Supplied records |
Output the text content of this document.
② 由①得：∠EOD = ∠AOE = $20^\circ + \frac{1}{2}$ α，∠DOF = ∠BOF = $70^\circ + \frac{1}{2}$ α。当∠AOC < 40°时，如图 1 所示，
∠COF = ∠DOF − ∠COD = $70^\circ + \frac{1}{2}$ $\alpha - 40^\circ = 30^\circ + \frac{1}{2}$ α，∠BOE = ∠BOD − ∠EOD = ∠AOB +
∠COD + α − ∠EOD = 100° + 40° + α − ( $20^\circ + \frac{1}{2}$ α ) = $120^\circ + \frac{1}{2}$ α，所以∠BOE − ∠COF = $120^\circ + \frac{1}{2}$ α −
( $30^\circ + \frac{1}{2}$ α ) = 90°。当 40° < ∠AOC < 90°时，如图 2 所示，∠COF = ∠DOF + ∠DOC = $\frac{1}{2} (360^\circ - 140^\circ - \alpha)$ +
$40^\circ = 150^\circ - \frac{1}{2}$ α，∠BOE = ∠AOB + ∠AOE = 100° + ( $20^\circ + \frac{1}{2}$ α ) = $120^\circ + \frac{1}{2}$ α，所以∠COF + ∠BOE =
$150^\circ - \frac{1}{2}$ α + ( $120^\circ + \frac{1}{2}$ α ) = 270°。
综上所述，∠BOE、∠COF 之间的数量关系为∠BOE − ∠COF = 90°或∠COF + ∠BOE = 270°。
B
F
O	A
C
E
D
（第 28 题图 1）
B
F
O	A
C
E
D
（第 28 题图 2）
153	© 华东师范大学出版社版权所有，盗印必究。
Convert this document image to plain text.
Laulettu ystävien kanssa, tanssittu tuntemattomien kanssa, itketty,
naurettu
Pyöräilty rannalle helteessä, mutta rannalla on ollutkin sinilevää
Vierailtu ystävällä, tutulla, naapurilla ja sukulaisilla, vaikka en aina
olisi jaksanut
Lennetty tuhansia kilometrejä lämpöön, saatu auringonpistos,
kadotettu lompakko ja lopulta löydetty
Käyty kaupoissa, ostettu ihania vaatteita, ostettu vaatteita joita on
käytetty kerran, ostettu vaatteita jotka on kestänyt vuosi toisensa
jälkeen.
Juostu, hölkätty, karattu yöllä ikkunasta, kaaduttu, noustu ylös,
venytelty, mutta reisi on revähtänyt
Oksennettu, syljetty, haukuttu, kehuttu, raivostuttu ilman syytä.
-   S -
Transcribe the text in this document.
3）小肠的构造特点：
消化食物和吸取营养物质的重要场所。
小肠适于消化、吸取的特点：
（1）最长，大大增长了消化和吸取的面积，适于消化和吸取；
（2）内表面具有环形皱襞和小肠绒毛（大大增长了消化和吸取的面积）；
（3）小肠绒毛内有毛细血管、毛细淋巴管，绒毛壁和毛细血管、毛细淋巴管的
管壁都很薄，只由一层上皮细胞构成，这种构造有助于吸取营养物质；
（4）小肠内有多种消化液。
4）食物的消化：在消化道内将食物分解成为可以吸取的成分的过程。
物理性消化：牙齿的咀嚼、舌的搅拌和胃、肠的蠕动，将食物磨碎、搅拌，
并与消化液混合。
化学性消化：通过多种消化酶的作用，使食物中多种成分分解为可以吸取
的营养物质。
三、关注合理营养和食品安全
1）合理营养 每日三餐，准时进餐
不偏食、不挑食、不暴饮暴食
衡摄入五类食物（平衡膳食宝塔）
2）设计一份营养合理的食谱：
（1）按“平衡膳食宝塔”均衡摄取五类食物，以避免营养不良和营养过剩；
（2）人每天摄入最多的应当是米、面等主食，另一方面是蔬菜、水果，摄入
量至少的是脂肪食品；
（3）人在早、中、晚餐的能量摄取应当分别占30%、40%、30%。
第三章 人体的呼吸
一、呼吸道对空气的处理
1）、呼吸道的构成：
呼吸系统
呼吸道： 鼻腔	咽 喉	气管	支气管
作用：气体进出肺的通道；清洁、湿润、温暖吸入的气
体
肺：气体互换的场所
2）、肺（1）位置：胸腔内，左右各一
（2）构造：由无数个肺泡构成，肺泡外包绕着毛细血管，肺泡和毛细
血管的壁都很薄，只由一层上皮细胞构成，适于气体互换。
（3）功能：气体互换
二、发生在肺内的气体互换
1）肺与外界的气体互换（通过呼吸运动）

Directive | Each record must be returned exactly as it is written.

Full output |
Output the text content of this document.
② 由①得：∠EOD = ∠AOE = $20^\circ + \frac{1}{2}$ α，∠DOF = ∠BOF = $70^\circ + \frac{1}{2}$ α。当∠AOC < 40°时，如图 1 所示，
∠COF = ∠DOF − ∠COD = $70^\circ + \frac{1}{2}$ $\alpha - 40^\circ = 30^\circ + \frac{1}{2}$ α，∠BOE = ∠BOD − ∠EOD = ∠AOB +
∠COD + α − ∠EOD = 100° + 40° + α − ( $20^\circ + \frac{1}{2}$ α ) = $120^\circ + \frac{1}{2}$ α，所以∠BOE − ∠COF = $120^\circ + \frac{1}{2}$ α −
( $30^\circ + \frac{1}{2}$ α ) = 90°。当 40° < ∠AOC < 90°时，如图 2 所示，∠COF = ∠DOF + ∠DOC = $\frac{1}{2} (360^\circ - 140^\circ - \alpha)$ +
$40^\circ = 150^\circ - \frac{1}{2}$ α，∠BOE = ∠AOB + ∠AOE = 100° + ( $20^\circ + \frac{1}{2}$ α ) = $120^\circ + \frac{1}{2}$ α，所以∠COF + ∠BOE =
$150^\circ - \frac{1}{2}$ α + ( $120^\circ + \frac{1}{2}$ α ) = 270°。
综上所述，∠BOE、∠COF 之间的数量关系为∠BOE − ∠COF = 90°或∠COF + ∠BOE = 270°。
B
F
O	A
C
E
D
（第 28 题图 1）
B
F
O	A
C
E
D
（第 28 题图 2）
153	© 华东师范大学出版社版权所有，盗印必究。
Convert this document image to plain text.
Laulettu ystävien kanssa, tanssittu tuntemattomien kanssa, itketty,
naurettu
Pyöräilty rannalle helteessä, mutta rannalla on ollutkin sinilevää
Vierailtu ystävällä, tutulla, naapurilla ja sukulaisilla, vaikka en aina
olisi jaksanut
Lennetty tuhansia kilometrejä lämpöön, saatu auringonpistos,
kadotettu lompakko ja lopulta löydetty
Käyty kaupoissa, ostettu ihania vaatteita, ostettu vaatteita joita on
käytetty kerran, ostettu vaatteita jotka on kestänyt vuosi toisensa
jälkeen.
Juostu, hölkätty, karattu yöllä ikkunasta, kaaduttu, noustu ylös,
venytelty, mutta reisi on revähtänyt
Oksennettu, syljetty, haukuttu, kehuttu, raivostuttu ilman syytä.
-   S -
Transcribe the text in this document.
3）小肠的构造特点：
消化食物和吸取营养物质的重要场所。
小肠适于消化、吸取的特点：
（1）最长，大大增长了消化和吸取的面积，适于消化和吸取；
（2）内表面具有环形皱襞和小肠绒毛（大大增长了消化和吸取的面积）；
（3）小肠绒毛内有毛细血管、毛细淋巴管，绒毛壁和毛细血管、毛细淋巴管的
管壁都很薄，只由一层上皮细胞构成，这种构造有助于吸取营养物质；
（4）小肠内有多种消化液。
4）食物的消化：在消化道内将食物分解成为可以吸取的成分的过程。
物理性消化：牙齿的咀嚼、舌的搅拌和胃、肠的蠕动，将食物磨碎、搅拌，
并与消化液混合。
化学性消化：通过多种消化酶的作用，使食物中多种成分分解为可以吸取
的营养物质。
三、关注合理营养和食品安全
1）合理营养 每日三餐，准时进餐
不偏食、不挑食、不暴饮暴食
衡摄入五类食物（平衡膳食宝塔）
2）设计一份营养合理的食谱：
（1）按“平衡膳食宝塔”均衡摄取五类食物，以避免营养不良和营养过剩；
（2）人每天摄入最多的应当是米、面等主食，另一方面是蔬菜、水果，摄入
量至少的是脂肪食品；
（3）人在早、中、晚餐的能量摄取应当分别占30%、40%、30%。
第三章 人体的呼吸
一、呼吸道对空气的处理
1）、呼吸道的构成：
呼吸系统
呼吸道： 鼻腔	咽 喉	气管	支气管
作用：气体进出肺的通道；清洁、湿润、温暖吸入的气
体
肺：气体互换的场所
2）、肺（1）位置：胸腔内，左右各一
（2）构造：由无数个肺泡构成，肺泡外包绕着毛细血管，肺泡和毛细
血管的壁都很薄，只由一层上皮细胞构成，适于气体互换。
（3）功能：气体互换
二、发生在肺内的气体互换
1）肺与外界的气体互换（通过呼吸运动）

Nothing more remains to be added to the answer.